Your instructions: Look below and pull out each line with the word "Anzeige".
___
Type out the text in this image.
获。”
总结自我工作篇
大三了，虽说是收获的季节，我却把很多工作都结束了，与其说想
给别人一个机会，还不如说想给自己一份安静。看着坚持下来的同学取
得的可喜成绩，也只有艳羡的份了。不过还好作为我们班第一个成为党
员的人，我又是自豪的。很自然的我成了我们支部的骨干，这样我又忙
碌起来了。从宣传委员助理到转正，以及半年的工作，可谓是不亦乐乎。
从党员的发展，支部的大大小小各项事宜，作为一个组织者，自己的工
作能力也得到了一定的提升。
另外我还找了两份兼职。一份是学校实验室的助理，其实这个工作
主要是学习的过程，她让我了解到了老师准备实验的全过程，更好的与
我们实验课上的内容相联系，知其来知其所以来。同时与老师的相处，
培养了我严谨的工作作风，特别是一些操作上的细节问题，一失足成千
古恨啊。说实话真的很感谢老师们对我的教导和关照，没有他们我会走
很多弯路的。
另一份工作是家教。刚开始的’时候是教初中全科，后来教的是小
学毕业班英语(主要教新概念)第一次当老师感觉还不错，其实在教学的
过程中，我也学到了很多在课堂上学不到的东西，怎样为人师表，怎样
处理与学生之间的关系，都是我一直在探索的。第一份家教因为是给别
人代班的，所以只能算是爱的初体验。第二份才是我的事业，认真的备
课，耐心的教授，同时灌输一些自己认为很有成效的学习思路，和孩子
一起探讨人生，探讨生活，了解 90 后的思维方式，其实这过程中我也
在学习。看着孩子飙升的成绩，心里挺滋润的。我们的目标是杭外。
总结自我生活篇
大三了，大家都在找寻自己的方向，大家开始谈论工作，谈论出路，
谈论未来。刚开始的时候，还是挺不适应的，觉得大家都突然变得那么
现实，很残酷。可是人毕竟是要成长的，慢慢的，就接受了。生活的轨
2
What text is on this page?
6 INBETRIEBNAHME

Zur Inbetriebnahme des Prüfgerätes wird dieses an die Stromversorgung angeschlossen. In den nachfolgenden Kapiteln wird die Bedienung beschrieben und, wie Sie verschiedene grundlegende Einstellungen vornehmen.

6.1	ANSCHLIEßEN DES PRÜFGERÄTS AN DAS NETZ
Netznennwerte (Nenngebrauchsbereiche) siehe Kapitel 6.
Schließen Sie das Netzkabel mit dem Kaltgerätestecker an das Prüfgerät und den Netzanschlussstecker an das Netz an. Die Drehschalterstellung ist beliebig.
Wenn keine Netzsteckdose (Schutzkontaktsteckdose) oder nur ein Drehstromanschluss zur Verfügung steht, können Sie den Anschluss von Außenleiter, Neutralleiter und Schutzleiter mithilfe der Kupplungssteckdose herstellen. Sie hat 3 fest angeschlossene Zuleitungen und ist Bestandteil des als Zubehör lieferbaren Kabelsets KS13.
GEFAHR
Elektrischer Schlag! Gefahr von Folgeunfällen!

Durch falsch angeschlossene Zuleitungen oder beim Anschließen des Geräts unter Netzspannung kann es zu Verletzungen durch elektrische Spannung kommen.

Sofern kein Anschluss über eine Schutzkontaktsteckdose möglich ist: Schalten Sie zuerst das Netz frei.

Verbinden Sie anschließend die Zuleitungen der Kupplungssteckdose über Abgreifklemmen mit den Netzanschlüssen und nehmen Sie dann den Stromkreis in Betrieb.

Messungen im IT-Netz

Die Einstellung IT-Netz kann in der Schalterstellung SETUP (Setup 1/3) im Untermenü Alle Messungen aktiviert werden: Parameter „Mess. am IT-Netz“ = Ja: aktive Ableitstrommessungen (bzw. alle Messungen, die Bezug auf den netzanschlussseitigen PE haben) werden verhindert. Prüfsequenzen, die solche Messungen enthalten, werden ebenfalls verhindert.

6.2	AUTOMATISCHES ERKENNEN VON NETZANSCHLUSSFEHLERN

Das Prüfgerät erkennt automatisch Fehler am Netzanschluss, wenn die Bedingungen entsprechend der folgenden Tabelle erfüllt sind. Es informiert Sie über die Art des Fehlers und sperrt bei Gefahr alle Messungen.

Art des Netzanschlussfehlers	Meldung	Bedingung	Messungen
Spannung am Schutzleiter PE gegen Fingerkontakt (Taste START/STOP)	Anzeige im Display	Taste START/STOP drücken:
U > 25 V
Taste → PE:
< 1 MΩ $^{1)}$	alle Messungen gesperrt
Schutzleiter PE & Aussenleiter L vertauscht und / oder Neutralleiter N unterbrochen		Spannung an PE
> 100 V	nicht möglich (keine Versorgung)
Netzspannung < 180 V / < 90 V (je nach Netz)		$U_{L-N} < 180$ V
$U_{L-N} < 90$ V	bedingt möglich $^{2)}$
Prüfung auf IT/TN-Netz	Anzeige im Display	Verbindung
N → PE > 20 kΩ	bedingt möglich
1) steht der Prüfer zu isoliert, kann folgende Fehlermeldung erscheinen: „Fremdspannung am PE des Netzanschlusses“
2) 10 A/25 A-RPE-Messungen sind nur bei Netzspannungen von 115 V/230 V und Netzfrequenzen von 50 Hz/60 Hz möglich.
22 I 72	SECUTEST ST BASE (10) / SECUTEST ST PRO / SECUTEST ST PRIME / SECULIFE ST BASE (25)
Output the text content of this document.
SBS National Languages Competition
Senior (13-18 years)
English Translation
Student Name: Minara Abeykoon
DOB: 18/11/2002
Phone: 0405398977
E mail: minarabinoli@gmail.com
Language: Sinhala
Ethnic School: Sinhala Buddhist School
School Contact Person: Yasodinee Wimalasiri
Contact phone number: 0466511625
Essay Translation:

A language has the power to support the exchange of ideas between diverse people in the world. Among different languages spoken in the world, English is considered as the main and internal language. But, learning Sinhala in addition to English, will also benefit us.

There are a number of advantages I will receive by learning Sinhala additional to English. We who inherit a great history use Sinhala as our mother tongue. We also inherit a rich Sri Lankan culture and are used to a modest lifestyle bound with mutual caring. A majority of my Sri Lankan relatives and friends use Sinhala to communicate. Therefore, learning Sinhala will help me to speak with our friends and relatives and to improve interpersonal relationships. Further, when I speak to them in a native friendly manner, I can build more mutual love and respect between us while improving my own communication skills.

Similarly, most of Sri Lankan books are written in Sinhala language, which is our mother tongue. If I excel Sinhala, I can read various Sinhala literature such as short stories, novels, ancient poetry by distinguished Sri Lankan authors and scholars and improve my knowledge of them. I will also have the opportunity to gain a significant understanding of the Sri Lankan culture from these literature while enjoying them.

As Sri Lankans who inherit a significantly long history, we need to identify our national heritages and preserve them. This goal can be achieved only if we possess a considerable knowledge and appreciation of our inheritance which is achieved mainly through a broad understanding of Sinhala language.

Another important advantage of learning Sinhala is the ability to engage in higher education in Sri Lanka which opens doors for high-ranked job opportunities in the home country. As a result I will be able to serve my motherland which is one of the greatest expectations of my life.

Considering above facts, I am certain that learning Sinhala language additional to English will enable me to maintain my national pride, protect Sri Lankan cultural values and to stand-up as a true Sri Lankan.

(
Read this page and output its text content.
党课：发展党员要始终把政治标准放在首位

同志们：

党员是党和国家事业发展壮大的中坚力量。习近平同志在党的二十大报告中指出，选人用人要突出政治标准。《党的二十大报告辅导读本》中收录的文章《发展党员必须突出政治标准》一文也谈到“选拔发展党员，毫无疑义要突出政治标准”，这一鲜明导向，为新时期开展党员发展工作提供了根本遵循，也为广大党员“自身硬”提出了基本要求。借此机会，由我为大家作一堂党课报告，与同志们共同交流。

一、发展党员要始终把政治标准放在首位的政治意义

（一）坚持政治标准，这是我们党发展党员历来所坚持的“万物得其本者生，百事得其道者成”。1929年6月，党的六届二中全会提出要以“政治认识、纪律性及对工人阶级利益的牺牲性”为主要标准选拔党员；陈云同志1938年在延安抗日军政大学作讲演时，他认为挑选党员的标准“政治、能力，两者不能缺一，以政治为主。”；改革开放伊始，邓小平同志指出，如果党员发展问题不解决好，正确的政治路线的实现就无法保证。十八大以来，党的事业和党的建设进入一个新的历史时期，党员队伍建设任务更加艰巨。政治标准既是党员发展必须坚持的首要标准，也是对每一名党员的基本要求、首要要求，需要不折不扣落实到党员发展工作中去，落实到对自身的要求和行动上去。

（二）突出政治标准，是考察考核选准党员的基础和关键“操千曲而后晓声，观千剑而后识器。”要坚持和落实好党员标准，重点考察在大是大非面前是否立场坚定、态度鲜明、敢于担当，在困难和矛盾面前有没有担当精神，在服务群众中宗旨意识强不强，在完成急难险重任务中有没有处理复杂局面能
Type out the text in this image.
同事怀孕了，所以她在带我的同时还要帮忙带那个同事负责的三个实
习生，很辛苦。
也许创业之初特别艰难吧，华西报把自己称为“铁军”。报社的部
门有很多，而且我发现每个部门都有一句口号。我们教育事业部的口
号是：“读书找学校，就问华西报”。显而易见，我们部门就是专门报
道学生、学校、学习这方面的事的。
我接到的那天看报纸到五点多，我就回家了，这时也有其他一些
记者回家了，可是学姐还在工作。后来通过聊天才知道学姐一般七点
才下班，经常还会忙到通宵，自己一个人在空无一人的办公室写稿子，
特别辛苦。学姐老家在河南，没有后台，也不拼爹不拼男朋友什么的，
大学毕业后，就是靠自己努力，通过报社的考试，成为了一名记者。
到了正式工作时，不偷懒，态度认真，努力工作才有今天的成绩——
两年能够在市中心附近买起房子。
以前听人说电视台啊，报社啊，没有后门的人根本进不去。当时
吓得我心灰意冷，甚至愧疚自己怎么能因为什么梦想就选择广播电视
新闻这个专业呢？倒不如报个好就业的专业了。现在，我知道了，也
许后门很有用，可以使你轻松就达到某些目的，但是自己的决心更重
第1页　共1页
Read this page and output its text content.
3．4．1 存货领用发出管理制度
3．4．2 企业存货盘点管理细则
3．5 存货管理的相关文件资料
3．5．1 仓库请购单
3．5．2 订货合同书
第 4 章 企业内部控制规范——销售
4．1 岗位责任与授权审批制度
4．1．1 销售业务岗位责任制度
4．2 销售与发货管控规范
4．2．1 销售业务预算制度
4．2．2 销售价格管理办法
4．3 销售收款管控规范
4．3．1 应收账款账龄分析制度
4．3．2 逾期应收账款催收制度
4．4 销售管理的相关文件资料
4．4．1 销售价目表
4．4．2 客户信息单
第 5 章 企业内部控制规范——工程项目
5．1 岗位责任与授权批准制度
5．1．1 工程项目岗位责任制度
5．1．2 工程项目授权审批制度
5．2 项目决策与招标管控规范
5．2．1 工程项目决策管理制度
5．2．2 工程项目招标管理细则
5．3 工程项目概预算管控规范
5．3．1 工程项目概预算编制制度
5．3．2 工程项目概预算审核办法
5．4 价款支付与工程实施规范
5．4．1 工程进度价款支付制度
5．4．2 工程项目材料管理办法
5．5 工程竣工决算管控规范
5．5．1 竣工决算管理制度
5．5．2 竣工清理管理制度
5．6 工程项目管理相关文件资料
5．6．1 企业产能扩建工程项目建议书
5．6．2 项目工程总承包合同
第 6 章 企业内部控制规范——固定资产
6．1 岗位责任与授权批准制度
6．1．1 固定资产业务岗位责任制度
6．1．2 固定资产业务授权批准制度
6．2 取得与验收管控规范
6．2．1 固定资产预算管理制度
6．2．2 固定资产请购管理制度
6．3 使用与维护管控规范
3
___
Task solution:
Spannung am Schutzleiter PE gegen Fingerkontakt (Taste START/STOP)	Anzeige im Display	Taste START/STOP drücken:
Prüfung auf IT/TN-Netz	Anzeige im Display	Verbindung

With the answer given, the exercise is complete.